EXCERPT TO READ:

+ + +

'The Mommy Business Trip' And Other Silly Insults To Women

The Latest Silly Insult To Working Moms
young woman reading bad news in newspaper at home
young woman reading bad news in newspaper at home

Let’s start with the title.

“The Mommy Business Trip” is the headline on Katherine Rosman’s piece in the Wall Street Journal and its tagline is the equally icky “Conferences Appeal to Women With A Guilt-Free, Child-Free Reason to Leave Home.”

It gets worse from there.

In 1,228 words, Rosman takes a real trend -- the explosion of conferences for women with online businesses and a parallel surge in the numbers of advertisers who are courting those entrepreneurs -- and turns it into a tale of desperate housewives who use the pretext of work as an excuse to escape from home and act like ninnies.

A few questions:

Is it possible that the reason a woman attends events like BlogHer and Mom 2.0 is NOT because she needs an excuse to “leave her husband and children,” but rather because those conferences provide her with the connection and know-how to do her job?

Would Rosman ever describe Dad 2.0, which attracted hundreds of men who write about parenting, as a gaggle of Daddies “who need a legitimate reason to leave home”?

Haven’t men been going to sales meetings and conferences for generations? Staying at lovely hotels and dining in fine restaurants -- and sometimes acting really silly? Do you think there is a single article about men and work travel that oozes the same patronizing tone as this one? Find me one. I challenge you.

Isn’t there a big ‘ol conference in Austin every spring, where the crowd is mostly male and the schmoozing and partying is considered far more of the draw than the actual sessions? Didn’t Rosman write about that conference two years back, calling South By Southwest a place where “Internet entrepreneurs, engineers, journalists, promoters, moneymen and web-savvy Hollywood types meet to discuss technology, brand and buzz”? How is it that SxSW is wicked serious business when Mom 2.0 is a girlfriend getaway?

+ + +

DATA:
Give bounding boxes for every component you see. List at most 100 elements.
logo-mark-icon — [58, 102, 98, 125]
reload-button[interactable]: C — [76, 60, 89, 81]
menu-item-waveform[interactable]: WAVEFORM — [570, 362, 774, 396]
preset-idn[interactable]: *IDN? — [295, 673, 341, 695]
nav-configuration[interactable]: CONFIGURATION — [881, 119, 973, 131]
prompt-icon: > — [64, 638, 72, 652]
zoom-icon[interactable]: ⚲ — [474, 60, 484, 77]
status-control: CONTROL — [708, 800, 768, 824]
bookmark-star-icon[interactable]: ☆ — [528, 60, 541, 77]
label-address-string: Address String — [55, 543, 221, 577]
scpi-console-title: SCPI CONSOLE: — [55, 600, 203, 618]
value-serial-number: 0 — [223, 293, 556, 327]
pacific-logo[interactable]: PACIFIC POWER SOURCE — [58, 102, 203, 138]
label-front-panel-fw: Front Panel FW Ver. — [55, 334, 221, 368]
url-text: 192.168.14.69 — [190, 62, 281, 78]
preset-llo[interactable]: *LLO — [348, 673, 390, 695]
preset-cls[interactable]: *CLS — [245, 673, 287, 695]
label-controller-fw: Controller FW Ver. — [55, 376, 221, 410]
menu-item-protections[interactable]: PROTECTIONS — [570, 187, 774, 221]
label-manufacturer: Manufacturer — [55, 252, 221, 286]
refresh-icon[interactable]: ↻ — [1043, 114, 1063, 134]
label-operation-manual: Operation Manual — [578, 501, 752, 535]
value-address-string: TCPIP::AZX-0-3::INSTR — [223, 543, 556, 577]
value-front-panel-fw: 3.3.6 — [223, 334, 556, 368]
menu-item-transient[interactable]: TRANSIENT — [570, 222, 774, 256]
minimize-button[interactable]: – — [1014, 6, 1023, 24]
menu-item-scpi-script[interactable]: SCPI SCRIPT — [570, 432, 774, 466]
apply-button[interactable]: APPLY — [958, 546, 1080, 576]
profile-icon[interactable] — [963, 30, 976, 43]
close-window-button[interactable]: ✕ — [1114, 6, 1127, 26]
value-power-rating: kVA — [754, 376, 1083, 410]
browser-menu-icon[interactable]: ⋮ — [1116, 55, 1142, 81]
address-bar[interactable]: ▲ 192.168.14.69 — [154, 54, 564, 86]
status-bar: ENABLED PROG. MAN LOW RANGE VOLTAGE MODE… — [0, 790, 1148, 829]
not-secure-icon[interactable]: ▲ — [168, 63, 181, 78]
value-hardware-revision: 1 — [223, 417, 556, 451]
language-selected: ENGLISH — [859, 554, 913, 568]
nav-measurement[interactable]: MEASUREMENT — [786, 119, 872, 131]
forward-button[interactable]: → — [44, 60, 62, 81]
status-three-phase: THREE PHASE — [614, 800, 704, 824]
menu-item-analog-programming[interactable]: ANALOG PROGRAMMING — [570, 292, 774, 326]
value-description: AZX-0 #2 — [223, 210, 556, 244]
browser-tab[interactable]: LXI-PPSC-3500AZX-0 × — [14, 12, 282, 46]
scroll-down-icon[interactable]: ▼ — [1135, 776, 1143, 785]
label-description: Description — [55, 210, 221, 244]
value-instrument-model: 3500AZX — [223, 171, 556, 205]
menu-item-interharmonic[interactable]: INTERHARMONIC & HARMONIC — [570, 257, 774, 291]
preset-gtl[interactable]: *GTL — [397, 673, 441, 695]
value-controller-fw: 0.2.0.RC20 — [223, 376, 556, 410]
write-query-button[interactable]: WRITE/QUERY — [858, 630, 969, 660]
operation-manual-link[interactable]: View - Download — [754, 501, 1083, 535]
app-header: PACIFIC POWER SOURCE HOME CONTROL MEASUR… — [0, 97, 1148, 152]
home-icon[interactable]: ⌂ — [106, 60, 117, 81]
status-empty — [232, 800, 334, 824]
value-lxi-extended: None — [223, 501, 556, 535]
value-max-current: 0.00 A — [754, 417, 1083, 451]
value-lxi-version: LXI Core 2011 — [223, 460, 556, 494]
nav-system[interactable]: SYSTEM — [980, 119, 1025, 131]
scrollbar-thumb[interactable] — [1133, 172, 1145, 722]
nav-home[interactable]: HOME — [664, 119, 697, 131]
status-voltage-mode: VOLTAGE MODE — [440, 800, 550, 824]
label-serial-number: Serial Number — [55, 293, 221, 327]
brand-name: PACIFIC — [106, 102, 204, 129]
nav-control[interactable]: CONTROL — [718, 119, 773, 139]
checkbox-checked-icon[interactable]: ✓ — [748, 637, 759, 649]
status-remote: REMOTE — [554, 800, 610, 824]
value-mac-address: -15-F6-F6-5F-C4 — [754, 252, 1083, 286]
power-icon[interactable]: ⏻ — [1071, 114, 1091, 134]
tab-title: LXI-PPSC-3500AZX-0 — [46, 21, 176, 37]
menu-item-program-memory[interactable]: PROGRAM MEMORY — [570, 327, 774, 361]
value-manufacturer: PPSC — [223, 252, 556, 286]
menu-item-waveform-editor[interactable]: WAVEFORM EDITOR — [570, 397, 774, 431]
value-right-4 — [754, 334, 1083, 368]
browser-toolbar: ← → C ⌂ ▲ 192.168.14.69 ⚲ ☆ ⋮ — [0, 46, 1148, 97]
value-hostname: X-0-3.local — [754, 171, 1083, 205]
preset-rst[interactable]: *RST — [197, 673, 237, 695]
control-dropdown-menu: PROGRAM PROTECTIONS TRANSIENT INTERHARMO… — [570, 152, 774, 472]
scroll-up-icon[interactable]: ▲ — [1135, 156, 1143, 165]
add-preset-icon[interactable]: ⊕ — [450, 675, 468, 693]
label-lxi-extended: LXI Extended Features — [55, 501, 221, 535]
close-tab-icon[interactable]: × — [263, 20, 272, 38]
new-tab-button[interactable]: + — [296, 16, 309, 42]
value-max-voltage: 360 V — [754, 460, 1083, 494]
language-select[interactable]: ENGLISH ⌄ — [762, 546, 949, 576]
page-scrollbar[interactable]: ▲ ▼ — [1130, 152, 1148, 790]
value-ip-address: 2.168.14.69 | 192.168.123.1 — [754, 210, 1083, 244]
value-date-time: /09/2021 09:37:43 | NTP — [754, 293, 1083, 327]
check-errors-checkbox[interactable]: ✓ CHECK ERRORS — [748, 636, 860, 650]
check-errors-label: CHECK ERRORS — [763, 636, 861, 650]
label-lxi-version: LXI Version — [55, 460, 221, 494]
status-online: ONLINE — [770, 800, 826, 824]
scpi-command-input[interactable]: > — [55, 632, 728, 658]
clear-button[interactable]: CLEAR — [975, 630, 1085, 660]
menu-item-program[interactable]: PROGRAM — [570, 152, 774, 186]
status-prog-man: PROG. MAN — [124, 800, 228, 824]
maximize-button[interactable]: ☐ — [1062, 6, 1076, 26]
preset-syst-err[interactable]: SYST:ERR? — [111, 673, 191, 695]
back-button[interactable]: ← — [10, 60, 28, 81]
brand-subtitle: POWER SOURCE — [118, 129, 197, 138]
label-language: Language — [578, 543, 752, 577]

+ + +

GIVEN REQUEST:
Carry on the essay about the "Mommy Business Trip" article, picking up right after its final paragraph. The records play no part in this.

ANSWER TO THIS TASK:
Wouldn’t you think the WSJ would have learned a lesson from the New York Times, which was inundated with outrage after its Fashion & Style section ran a piece titled “Honey, Don’t Bother Mommy, I’m Too Busy Building My Brand”? “You're here because you want to be seen as a professional,” reporter Jennifer Mendelsohn quoted a conference organizer as saying -- then went on to describe the gathered women as anything but.

The reaction to the piece was what Rosman might describe as cranky (or some similarly girlish word), but others rightly recognize as anger from a group that has been “minimized and condescended” to. That’s certainly how Katherine Stone saw it. She owns and runs the blog “Postpartum Progress,” and travels and speaks extensively about post-partum depression. She is quoted in Rosman’s piece as most looking forward to the chance “to eat junk food out of the minibar” at Mom 2.0.

In a post on Babble.com this afternoon, Stone says that Rosman completely missed the more complex (and far less adorable) point that “I attend (these conferences) because of the super high caliber of people who attend. I go because it’s a great event. I go because I know I will always come away with a handful of action items that will make the work I do better. AND I go to have a blast.”

Or, as Liz Gumbinner, who works full-time in advertising while running the sites Cool Mom Picks and Cool Mom Tech and her personal blog Mom101, tweeted:

Which leads us back to where we started. The title of the latest offending article. I will leave the final word on that to Marcy Massura, who wrote on Facebook this morning: “How many times do I need to say it? DON'T CALL ME MOMMY UNLESS I MADE YOU.”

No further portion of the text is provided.